--- INPUT MATERIAL ---
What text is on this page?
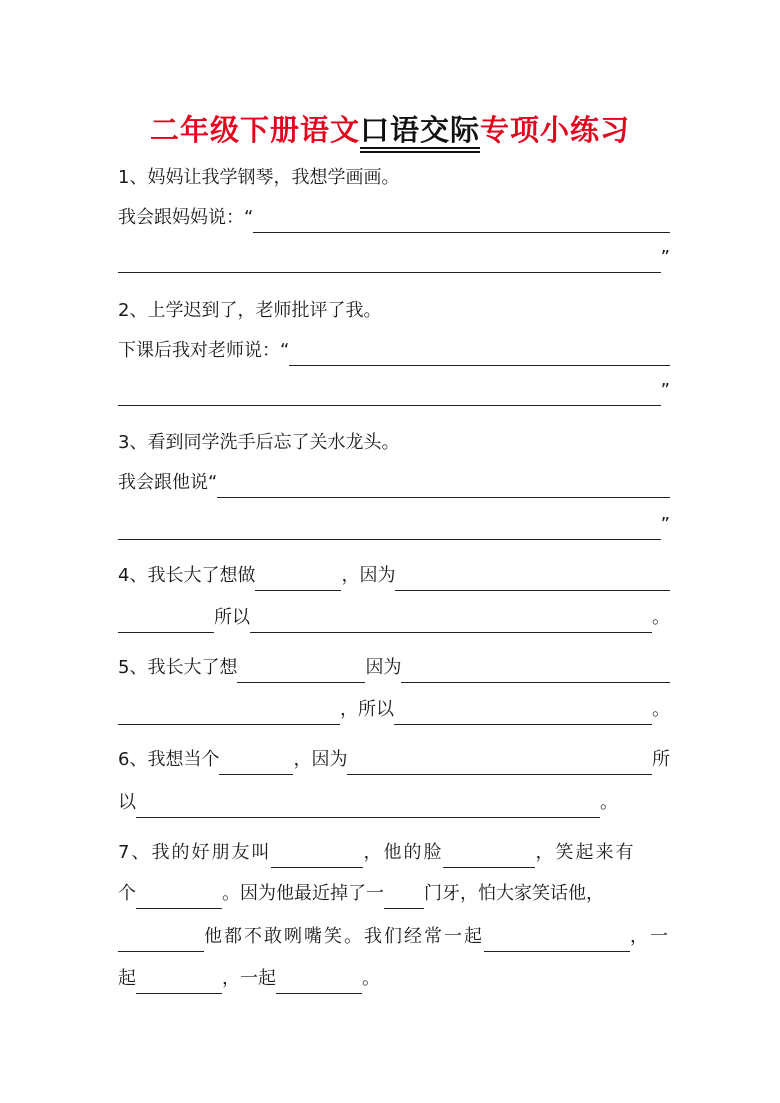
二年级下册语文口语交际专项小练习
1、妈妈让我学钢琴，我想学画画。
我会跟妈妈说：“
”
2、上学迟到了，老师批评了我。
下课后我对老师说：“
”
3、看到同学洗手后忘了关水龙头。
我会跟他说“
”
4、我长大了想做	，因为
所以	。
5、我长大了想	因为
，所以	。
6、我想当个	，因为	所
以	。
7、我的好朋友叫	，他的脸	，笑起来有
个	。因为他最近掉了一 门牙，怕大家笑话他，
他都不敢咧嘴笑。我们经常一起	，一
起	，一起	。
---
SET EXERCISE: Give the entries again without a single change, but with no pictures.

FULL ANSWER:
What text is on this page?
二年级下册语文口语交际专项小练习
1、妈妈让我学钢琴，我想学画画。
我会跟妈妈说：“
”
2、上学迟到了，老师批评了我。
下课后我对老师说：“
”
3、看到同学洗手后忘了关水龙头。
我会跟他说“
”
4、我长大了想做	，因为
所以	。
5、我长大了想	因为
，所以	。
6、我想当个	，因为	所
以	。
7、我的好朋友叫	，他的脸	，笑起来有
个	。因为他最近掉了一 门牙，怕大家笑话他，
他都不敢咧嘴笑。我们经常一起	，一
起	，一起	。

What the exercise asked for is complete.